§ WORK TO BE COMPLETED
Leave the pictures out and transcribe every record exactly.
___ RECORDS FOR PROCESSING
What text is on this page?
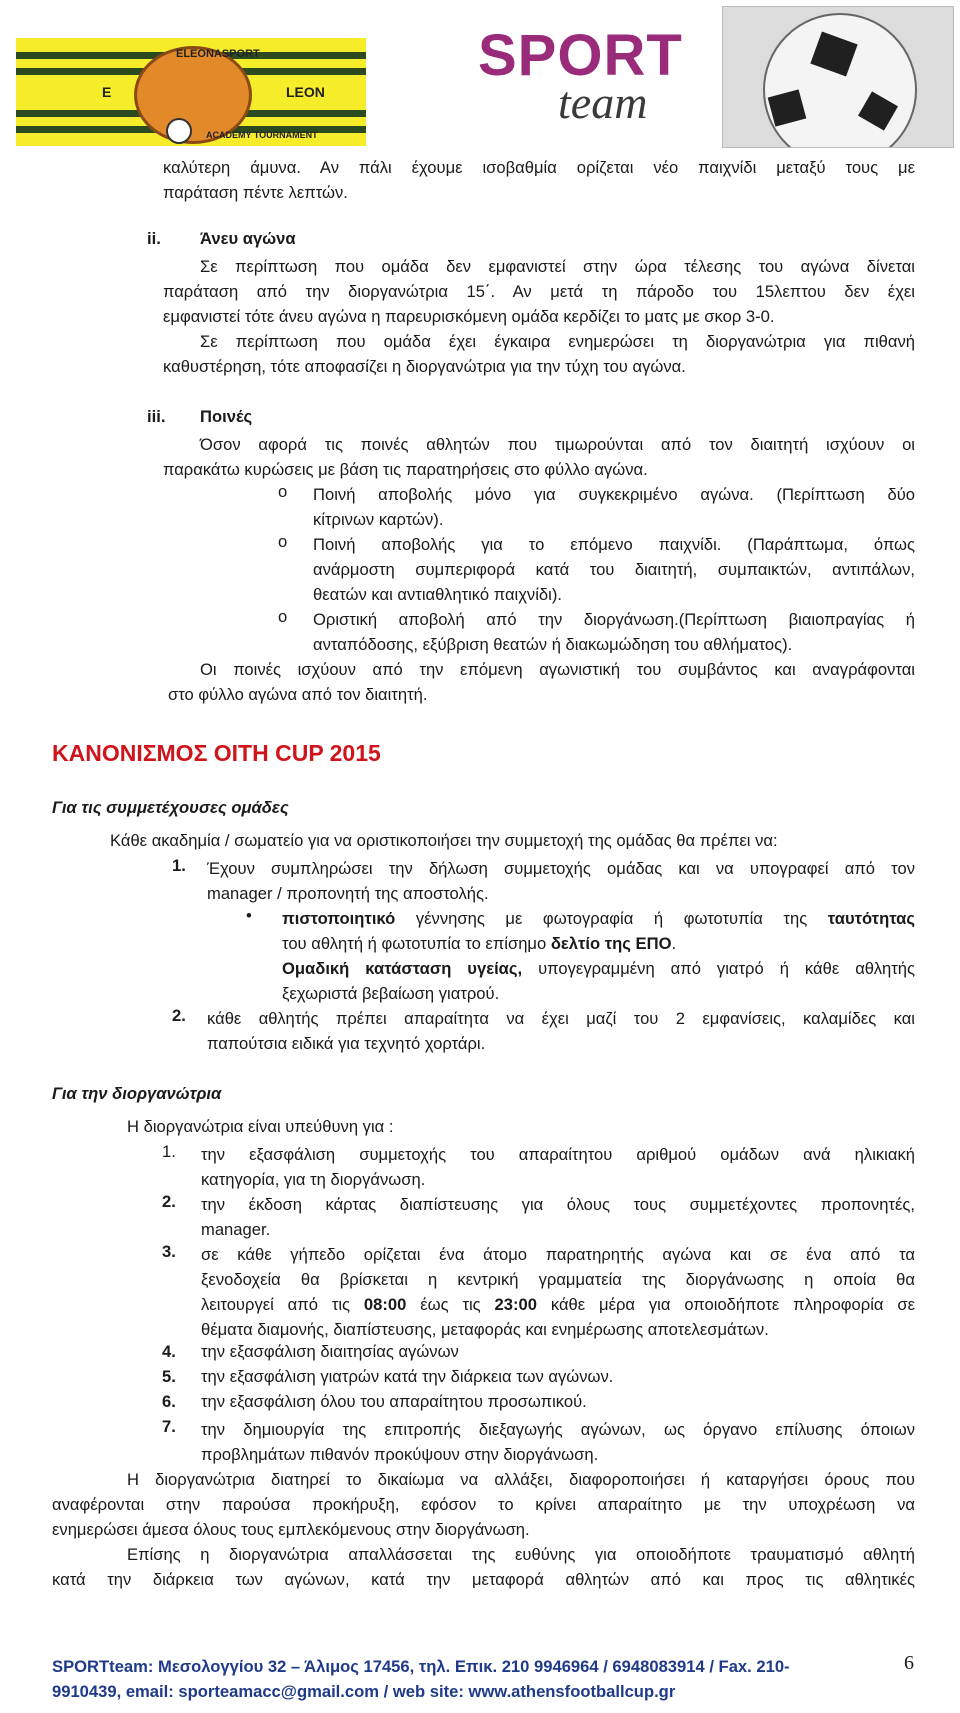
ELEONASPORT
E	LEON
ACADEMY TOURNAMENT
SPORT
team
καλύτερη άμυνα. Αν πάλι έχουμε ισοβαθμία ορίζεται νέο παιχνίδι μεταξύ τους με
παράταση πέντε λεπτών.
ii. Άνευ αγώνα
Σε περίπτωση που ομάδα δεν εμφανιστεί στην ώρα τέλεσης του αγώνα δίνεται
παράταση από την διοργανώτρια 15΄. Αν μετά τη πάροδο του 15λεπτου δεν έχει
εμφανιστεί τότε άνευ αγώνα η παρευρισκόμενη ομάδα κερδίζει το ματς με σκορ 3-0.
Σε περίπτωση που ομάδα έχει έγκαιρα ενημερώσει τη διοργανώτρια για πιθανή
καθυστέρηση, τότε αποφασίζει η διοργανώτρια για την τύχη του αγώνα.
iii. Ποινές
Όσον αφορά τις ποινές αθλητών που τιμωρούνται από τον διαιτητή ισχύουν οι
παρακάτω κυρώσεις με βάση τις παρατηρήσεις στο φύλλο αγώνα.
o Ποινή αποβολής μόνο για συγκεκριμένο αγώνα. (Περίπτωση δύο
κίτρινων καρτών).
o Ποινή αποβολής για το επόμενο παιχνίδι. (Παράπτωμα, όπως
ανάρμοστη συμπεριφορά κατά του διαιτητή, συμπαικτών, αντιπάλων,
θεατών και αντιαθλητικό παιχνίδι).
o Οριστική αποβολή από την διοργάνωση.(Περίπτωση βιαιοπραγίας ή
ανταπόδοσης, εξύβριση θεατών ή διακωμώδηση του αθλήματος).
Οι ποινές ισχύουν από την επόμενη αγωνιστική του συμβάντος και αναγράφονται
στο φύλλο αγώνα από τον διαιτητή.
ΚΑΝΟΝΙΣΜΟΣ OITH CUP 2015
Για τις συμμετέχουσες ομάδες
Κάθε ακαδημία / σωματείο για να οριστικοποιήσει την συμμετοχή της ομάδας θα πρέπει να:
1. Έχουν συμπληρώσει την δήλωση συμμετοχής ομάδας και να υπογραφεί από τον
manager / προπονητή της αποστολής.
• πιστοποιητικό γέννησης με φωτογραφία ή φωτοτυπία της ταυτότητας
του αθλητή ή φωτοτυπία το επίσημο δελτίο της ΕΠΟ.
Ομαδική κατάσταση υγείας, υπογεγραμμένη από γιατρό ή κάθε αθλητής
ξεχωριστά βεβαίωση γιατρού.
2. κάθε αθλητής πρέπει απαραίτητα να έχει μαζί του 2 εμφανίσεις, καλαμίδες και
παπούτσια ειδικά για τεχνητό χορτάρι.
Για την διοργανώτρια
Η διοργανώτρια είναι υπεύθυνη για :
1. την εξασφάλιση συμμετοχής του απαραίτητου αριθμού ομάδων ανά ηλικιακή
κατηγορία, για τη διοργάνωση.
2. την έκδοση κάρτας διαπίστευσης για όλους τους συμμετέχοντες προπονητές,
manager.
3. σε κάθε γήπεδο ορίζεται ένα άτομο παρατηρητής αγώνα και σε ένα από τα
ξενοδοχεία θα βρίσκεται η κεντρική γραμματεία της διοργάνωσης η οποία θα
λειτουργεί από τις 08:00 έως τις 23:00 κάθε μέρα για οποιοδήποτε πληροφορία σε
θέματα διαμονής, διαπίστευσης, μεταφοράς και ενημέρωσης αποτελεσμάτων.
4. την εξασφάλιση διαιτησίας αγώνων
5. την εξασφάλιση γιατρών κατά την διάρκεια των αγώνων.
6. την εξασφάλιση όλου του απαραίτητου προσωπικού.
7. την δημιουργία της επιτροπής διεξαγωγής αγώνων, ως όργανο επίλυσης όποιων
προβλημάτων πιθανόν προκύψουν στην διοργάνωση.
Η διοργανώτρια διατηρεί το δικαίωμα να αλλάξει, διαφοροποιήσει ή καταργήσει όρους που
αναφέρονται στην παρούσα προκήρυξη, εφόσον το κρίνει απαραίτητο με την υποχρέωση να
ενημερώσει άμεσα όλους τους εμπλεκόμενους στην διοργάνωση.
Επίσης η διοργανώτρια απαλλάσσεται της ευθύνης για οποιοδήποτε τραυματισμό αθλητή
κατά την διάρκεια των αγώνων, κατά την μεταφορά αθλητών από και προς τις αθλητικές
SPORTteam: Μεσολογγίου 32 – Άλιμος 17456, τηλ. Επικ. 210 9946964 / 6948083914 / Fax. 210-
9910439, email: sporteamacc@gmail.com / web site: www.athensfootballcup.gr
6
______
§ TASK ANSWER
What text is on this page?
ELEONASPORT
E	LEON
ACADEMY TOURNAMENT
SPORT
team
καλύτερη άμυνα. Αν πάλι έχουμε ισοβαθμία ορίζεται νέο παιχνίδι μεταξύ τους με
παράταση πέντε λεπτών.
ii. Άνευ αγώνα
Σε περίπτωση που ομάδα δεν εμφανιστεί στην ώρα τέλεσης του αγώνα δίνεται
παράταση από την διοργανώτρια 15΄. Αν μετά τη πάροδο του 15λεπτου δεν έχει
εμφανιστεί τότε άνευ αγώνα η παρευρισκόμενη ομάδα κερδίζει το ματς με σκορ 3-0.
Σε περίπτωση που ομάδα έχει έγκαιρα ενημερώσει τη διοργανώτρια για πιθανή
καθυστέρηση, τότε αποφασίζει η διοργανώτρια για την τύχη του αγώνα.
iii. Ποινές
Όσον αφορά τις ποινές αθλητών που τιμωρούνται από τον διαιτητή ισχύουν οι
παρακάτω κυρώσεις με βάση τις παρατηρήσεις στο φύλλο αγώνα.
o Ποινή αποβολής μόνο για συγκεκριμένο αγώνα. (Περίπτωση δύο
κίτρινων καρτών).
o Ποινή αποβολής για το επόμενο παιχνίδι. (Παράπτωμα, όπως
ανάρμοστη συμπεριφορά κατά του διαιτητή, συμπαικτών, αντιπάλων,
θεατών και αντιαθλητικό παιχνίδι).
o Οριστική αποβολή από την διοργάνωση.(Περίπτωση βιαιοπραγίας ή
ανταπόδοσης, εξύβριση θεατών ή διακωμώδηση του αθλήματος).
Οι ποινές ισχύουν από την επόμενη αγωνιστική του συμβάντος και αναγράφονται
στο φύλλο αγώνα από τον διαιτητή.
ΚΑΝΟΝΙΣΜΟΣ OITH CUP 2015
Για τις συμμετέχουσες ομάδες
Κάθε ακαδημία / σωματείο για να οριστικοποιήσει την συμμετοχή της ομάδας θα πρέπει να:
1. Έχουν συμπληρώσει την δήλωση συμμετοχής ομάδας και να υπογραφεί από τον
manager / προπονητή της αποστολής.
• πιστοποιητικό γέννησης με φωτογραφία ή φωτοτυπία της ταυτότητας
του αθλητή ή φωτοτυπία το επίσημο δελτίο της ΕΠΟ.
Ομαδική κατάσταση υγείας, υπογεγραμμένη από γιατρό ή κάθε αθλητής
ξεχωριστά βεβαίωση γιατρού.
2. κάθε αθλητής πρέπει απαραίτητα να έχει μαζί του 2 εμφανίσεις, καλαμίδες και
παπούτσια ειδικά για τεχνητό χορτάρι.
Για την διοργανώτρια
Η διοργανώτρια είναι υπεύθυνη για :
1. την εξασφάλιση συμμετοχής του απαραίτητου αριθμού ομάδων ανά ηλικιακή
κατηγορία, για τη διοργάνωση.
2. την έκδοση κάρτας διαπίστευσης για όλους τους συμμετέχοντες προπονητές,
manager.
3. σε κάθε γήπεδο ορίζεται ένα άτομο παρατηρητής αγώνα και σε ένα από τα
ξενοδοχεία θα βρίσκεται η κεντρική γραμματεία της διοργάνωσης η οποία θα
λειτουργεί από τις 08:00 έως τις 23:00 κάθε μέρα για οποιοδήποτε πληροφορία σε
θέματα διαμονής, διαπίστευσης, μεταφοράς και ενημέρωσης αποτελεσμάτων.
4. την εξασφάλιση διαιτησίας αγώνων
5. την εξασφάλιση γιατρών κατά την διάρκεια των αγώνων.
6. την εξασφάλιση όλου του απαραίτητου προσωπικού.
7. την δημιουργία της επιτροπής διεξαγωγής αγώνων, ως όργανο επίλυσης όποιων
προβλημάτων πιθανόν προκύψουν στην διοργάνωση.
Η διοργανώτρια διατηρεί το δικαίωμα να αλλάξει, διαφοροποιήσει ή καταργήσει όρους που
αναφέρονται στην παρούσα προκήρυξη, εφόσον το κρίνει απαραίτητο με την υποχρέωση να
ενημερώσει άμεσα όλους τους εμπλεκόμενους στην διοργάνωση.
Επίσης η διοργανώτρια απαλλάσσεται της ευθύνης για οποιοδήποτε τραυματισμό αθλητή
κατά την διάρκεια των αγώνων, κατά την μεταφορά αθλητών από και προς τις αθλητικές
SPORTteam: Μεσολογγίου 32 – Άλιμος 17456, τηλ. Επικ. 210 9946964 / 6948083914 / Fax. 210-
9910439, email: sporteamacc@gmail.com / web site: www.athensfootballcup.gr
6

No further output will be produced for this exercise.